=== Records provided ===
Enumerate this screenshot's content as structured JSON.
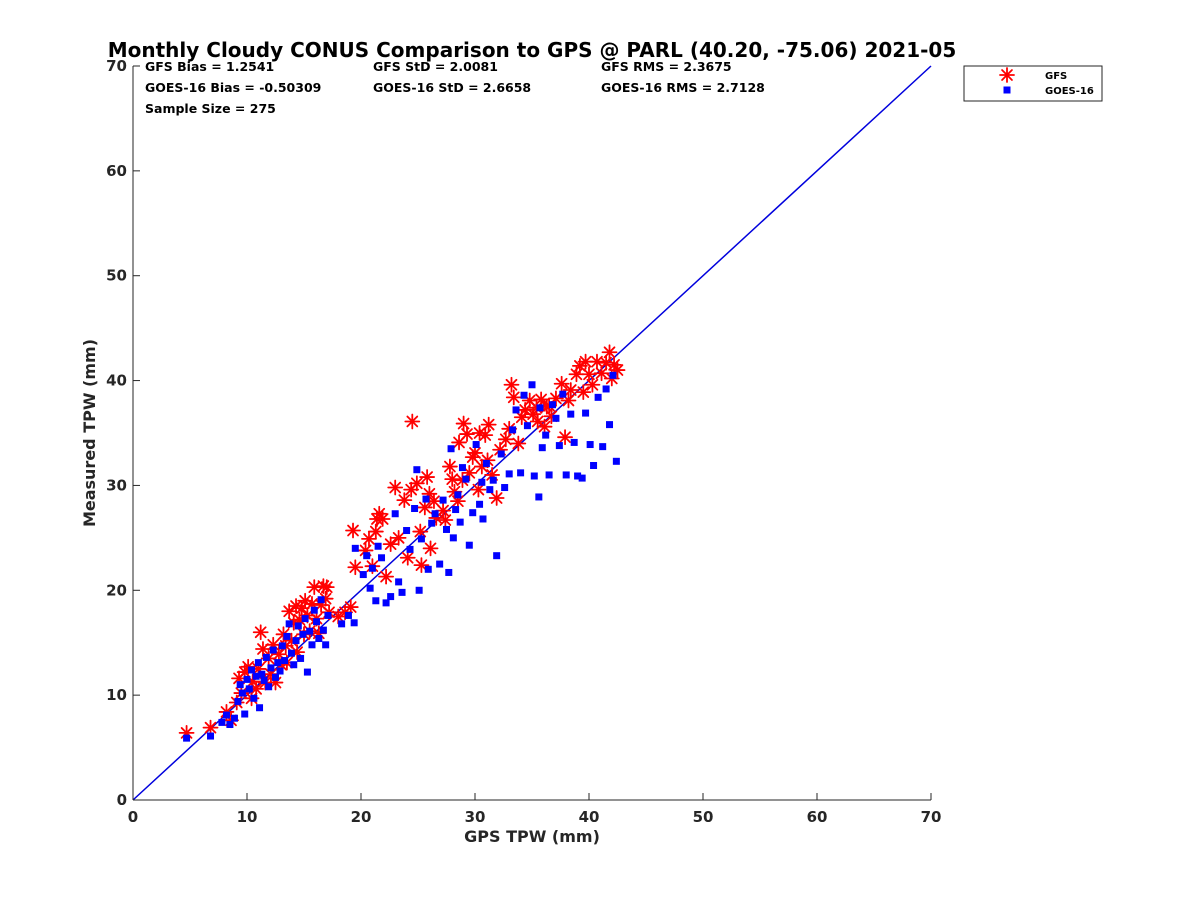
{
  "chart_data": {
    "type": "scatter",
    "title": "Monthly Cloudy CONUS Comparison to GPS @ PARL (40.20, -75.06) 2021-05",
    "xlabel": "GPS TPW (mm)",
    "ylabel": "Measured TPW (mm)",
    "xlim": [
      0,
      70
    ],
    "ylim": [
      0,
      70
    ],
    "xticks": [
      "0",
      "10",
      "20",
      "30",
      "40",
      "50",
      "60",
      "70"
    ],
    "yticks": [
      "0",
      "10",
      "20",
      "30",
      "40",
      "50",
      "60",
      "70"
    ],
    "grid": false,
    "legend_position": "top-right",
    "stats": [
      "GFS Bias = 1.2541",
      "GFS StD = 2.0081",
      "GFS RMS = 2.3675",
      "GOES-16 Bias = -0.50309",
      "GOES-16 StD = 2.6658",
      "GOES-16 RMS = 2.7128",
      "Sample Size = 275"
    ],
    "reference_line": {
      "x": [
        0,
        70
      ],
      "y": [
        0,
        70
      ],
      "color": "#0000dd"
    },
    "series": [
      {
        "name": "GFS",
        "marker": "asterisk",
        "color": "#ff0000",
        "points": [
          [
            4.7,
            6.4
          ],
          [
            6.8,
            6.9
          ],
          [
            8.2,
            8.4
          ],
          [
            8.6,
            7.6
          ],
          [
            9.1,
            9.3
          ],
          [
            9.3,
            11.6
          ],
          [
            9.5,
            10.2
          ],
          [
            9.8,
            12.2
          ],
          [
            10.1,
            12.7
          ],
          [
            10.4,
            9.7
          ],
          [
            10.5,
            11.3
          ],
          [
            10.8,
            10.6
          ],
          [
            11.0,
            12.5
          ],
          [
            11.2,
            16.0
          ],
          [
            11.4,
            14.4
          ],
          [
            11.6,
            11.2
          ],
          [
            11.9,
            13.5
          ],
          [
            12.1,
            12.0
          ],
          [
            12.3,
            14.8
          ],
          [
            12.5,
            11.2
          ],
          [
            12.8,
            13.9
          ],
          [
            13.0,
            12.9
          ],
          [
            13.2,
            15.8
          ],
          [
            13.4,
            14.7
          ],
          [
            13.5,
            13.1
          ],
          [
            13.7,
            18.0
          ],
          [
            13.9,
            15.2
          ],
          [
            14.1,
            16.9
          ],
          [
            14.3,
            18.5
          ],
          [
            14.4,
            14.1
          ],
          [
            14.6,
            17.2
          ],
          [
            14.8,
            18.3
          ],
          [
            15.0,
            15.8
          ],
          [
            15.1,
            19.0
          ],
          [
            15.3,
            17.6
          ],
          [
            15.5,
            16.1
          ],
          [
            15.7,
            18.7
          ],
          [
            15.9,
            20.3
          ],
          [
            16.1,
            17.3
          ],
          [
            16.3,
            15.9
          ],
          [
            16.5,
            18.6
          ],
          [
            16.7,
            20.4
          ],
          [
            16.9,
            19.2
          ],
          [
            17.0,
            20.3
          ],
          [
            17.2,
            17.9
          ],
          [
            18.0,
            17.5
          ],
          [
            18.6,
            17.9
          ],
          [
            19.1,
            18.4
          ],
          [
            19.3,
            25.7
          ],
          [
            19.5,
            22.2
          ],
          [
            20.4,
            23.8
          ],
          [
            20.7,
            24.9
          ],
          [
            21.0,
            22.3
          ],
          [
            21.3,
            25.6
          ],
          [
            21.4,
            26.8
          ],
          [
            21.6,
            27.3
          ],
          [
            21.9,
            26.8
          ],
          [
            22.2,
            21.3
          ],
          [
            22.6,
            24.4
          ],
          [
            23.0,
            29.8
          ],
          [
            23.3,
            25.0
          ],
          [
            23.8,
            28.6
          ],
          [
            24.1,
            23.1
          ],
          [
            24.4,
            29.6
          ],
          [
            24.5,
            36.1
          ],
          [
            24.9,
            30.2
          ],
          [
            25.2,
            25.6
          ],
          [
            25.3,
            22.4
          ],
          [
            25.6,
            27.9
          ],
          [
            25.8,
            30.8
          ],
          [
            26.0,
            29.2
          ],
          [
            26.1,
            24.0
          ],
          [
            26.4,
            28.5
          ],
          [
            26.6,
            26.9
          ],
          [
            27.2,
            27.6
          ],
          [
            27.4,
            26.7
          ],
          [
            27.8,
            31.8
          ],
          [
            28.2,
            29.4
          ],
          [
            28.5,
            28.5
          ],
          [
            28.6,
            34.1
          ],
          [
            28.9,
            30.5
          ],
          [
            29.0,
            35.9
          ],
          [
            29.3,
            34.9
          ],
          [
            29.5,
            31.2
          ],
          [
            29.8,
            32.7
          ],
          [
            30.0,
            33.1
          ],
          [
            30.3,
            29.6
          ],
          [
            30.4,
            35.0
          ],
          [
            30.6,
            31.8
          ],
          [
            30.9,
            34.8
          ],
          [
            31.1,
            32.4
          ],
          [
            31.2,
            35.8
          ],
          [
            31.5,
            31.0
          ],
          [
            31.9,
            28.8
          ],
          [
            32.2,
            33.4
          ],
          [
            32.7,
            34.4
          ],
          [
            33.0,
            35.4
          ],
          [
            33.2,
            39.6
          ],
          [
            33.4,
            38.4
          ],
          [
            33.8,
            34.0
          ],
          [
            34.1,
            36.5
          ],
          [
            34.4,
            37.2
          ],
          [
            34.8,
            38.1
          ],
          [
            35.1,
            36.8
          ],
          [
            35.4,
            37.4
          ],
          [
            35.5,
            36.1
          ],
          [
            35.8,
            38.2
          ],
          [
            36.1,
            35.6
          ],
          [
            36.5,
            37.6
          ],
          [
            36.7,
            36.6
          ],
          [
            37.1,
            38.3
          ],
          [
            37.6,
            39.7
          ],
          [
            37.9,
            34.6
          ],
          [
            38.2,
            38.1
          ],
          [
            38.4,
            39.1
          ],
          [
            38.9,
            40.6
          ],
          [
            39.2,
            41.4
          ],
          [
            39.5,
            38.9
          ],
          [
            39.7,
            41.8
          ],
          [
            40.0,
            40.6
          ],
          [
            40.3,
            39.6
          ],
          [
            40.7,
            41.8
          ],
          [
            41.1,
            40.7
          ],
          [
            41.5,
            41.7
          ],
          [
            41.8,
            42.7
          ],
          [
            42.0,
            40.2
          ],
          [
            42.2,
            41.5
          ],
          [
            42.5,
            41.0
          ],
          [
            36.3,
            37.5
          ],
          [
            28.0,
            30.6
          ]
        ]
      },
      {
        "name": "GOES-16",
        "marker": "square",
        "color": "#0000ff",
        "points": [
          [
            4.7,
            5.9
          ],
          [
            6.8,
            6.1
          ],
          [
            7.8,
            7.4
          ],
          [
            8.2,
            8.1
          ],
          [
            8.5,
            7.2
          ],
          [
            8.9,
            7.8
          ],
          [
            9.2,
            9.4
          ],
          [
            9.4,
            11.0
          ],
          [
            9.6,
            10.2
          ],
          [
            9.8,
            8.2
          ],
          [
            10.0,
            11.5
          ],
          [
            10.2,
            10.6
          ],
          [
            10.4,
            12.4
          ],
          [
            10.6,
            9.7
          ],
          [
            10.8,
            11.8
          ],
          [
            11.0,
            13.1
          ],
          [
            11.1,
            8.8
          ],
          [
            11.3,
            12.0
          ],
          [
            11.5,
            11.4
          ],
          [
            11.7,
            13.6
          ],
          [
            11.9,
            10.8
          ],
          [
            12.1,
            12.6
          ],
          [
            12.3,
            14.3
          ],
          [
            12.5,
            11.7
          ],
          [
            12.7,
            13.1
          ],
          [
            12.9,
            12.3
          ],
          [
            13.1,
            14.7
          ],
          [
            13.3,
            13.3
          ],
          [
            13.5,
            15.6
          ],
          [
            13.7,
            16.8
          ],
          [
            13.9,
            14.0
          ],
          [
            14.1,
            12.9
          ],
          [
            14.3,
            15.2
          ],
          [
            14.5,
            16.6
          ],
          [
            14.7,
            13.5
          ],
          [
            14.9,
            15.8
          ],
          [
            15.1,
            17.3
          ],
          [
            15.3,
            12.2
          ],
          [
            15.5,
            16.1
          ],
          [
            15.7,
            14.8
          ],
          [
            15.9,
            18.1
          ],
          [
            16.1,
            17.0
          ],
          [
            16.3,
            15.4
          ],
          [
            16.5,
            19.1
          ],
          [
            16.7,
            16.2
          ],
          [
            16.9,
            14.8
          ],
          [
            17.1,
            17.6
          ],
          [
            18.3,
            16.8
          ],
          [
            18.9,
            17.6
          ],
          [
            19.4,
            16.9
          ],
          [
            19.5,
            24.0
          ],
          [
            20.2,
            21.5
          ],
          [
            20.5,
            23.3
          ],
          [
            20.8,
            20.2
          ],
          [
            21.0,
            22.1
          ],
          [
            21.3,
            19.0
          ],
          [
            21.5,
            24.2
          ],
          [
            21.8,
            23.1
          ],
          [
            22.2,
            18.8
          ],
          [
            22.6,
            19.4
          ],
          [
            23.0,
            27.3
          ],
          [
            23.3,
            20.8
          ],
          [
            23.6,
            19.8
          ],
          [
            24.0,
            25.7
          ],
          [
            24.3,
            23.9
          ],
          [
            24.7,
            27.8
          ],
          [
            24.9,
            31.5
          ],
          [
            25.1,
            20.0
          ],
          [
            25.3,
            24.9
          ],
          [
            25.7,
            28.7
          ],
          [
            25.9,
            22.0
          ],
          [
            26.2,
            26.4
          ],
          [
            26.5,
            27.3
          ],
          [
            26.9,
            22.5
          ],
          [
            27.2,
            28.6
          ],
          [
            27.5,
            25.8
          ],
          [
            27.7,
            21.7
          ],
          [
            27.9,
            33.5
          ],
          [
            28.1,
            25.0
          ],
          [
            28.3,
            27.7
          ],
          [
            28.5,
            29.1
          ],
          [
            28.7,
            26.5
          ],
          [
            28.9,
            31.7
          ],
          [
            29.2,
            30.6
          ],
          [
            29.5,
            24.3
          ],
          [
            29.8,
            27.4
          ],
          [
            30.1,
            33.9
          ],
          [
            30.4,
            28.2
          ],
          [
            30.7,
            26.8
          ],
          [
            31.0,
            32.1
          ],
          [
            31.3,
            29.6
          ],
          [
            31.6,
            30.5
          ],
          [
            31.9,
            23.3
          ],
          [
            32.3,
            33.0
          ],
          [
            32.6,
            29.8
          ],
          [
            33.0,
            31.1
          ],
          [
            33.3,
            35.3
          ],
          [
            33.6,
            37.2
          ],
          [
            34.0,
            31.2
          ],
          [
            34.3,
            38.6
          ],
          [
            34.6,
            35.7
          ],
          [
            35.0,
            39.6
          ],
          [
            35.2,
            30.9
          ],
          [
            35.6,
            28.9
          ],
          [
            35.9,
            33.6
          ],
          [
            36.2,
            34.8
          ],
          [
            36.5,
            31.0
          ],
          [
            36.8,
            37.7
          ],
          [
            37.1,
            36.4
          ],
          [
            37.4,
            33.8
          ],
          [
            37.7,
            38.7
          ],
          [
            38.0,
            31.0
          ],
          [
            38.4,
            36.8
          ],
          [
            38.7,
            34.1
          ],
          [
            39.0,
            30.9
          ],
          [
            39.4,
            30.7
          ],
          [
            39.7,
            36.9
          ],
          [
            40.1,
            33.9
          ],
          [
            40.4,
            31.9
          ],
          [
            40.8,
            38.4
          ],
          [
            41.2,
            33.7
          ],
          [
            41.5,
            39.2
          ],
          [
            41.8,
            35.8
          ],
          [
            42.1,
            40.5
          ],
          [
            42.4,
            32.3
          ],
          [
            35.7,
            37.4
          ],
          [
            30.6,
            30.3
          ]
        ]
      }
    ]
  }
}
===
# [Task]
Check each line in the listing above for the string "GOES", then report how many lines contain it, with no other text.

# [Exercise result]
4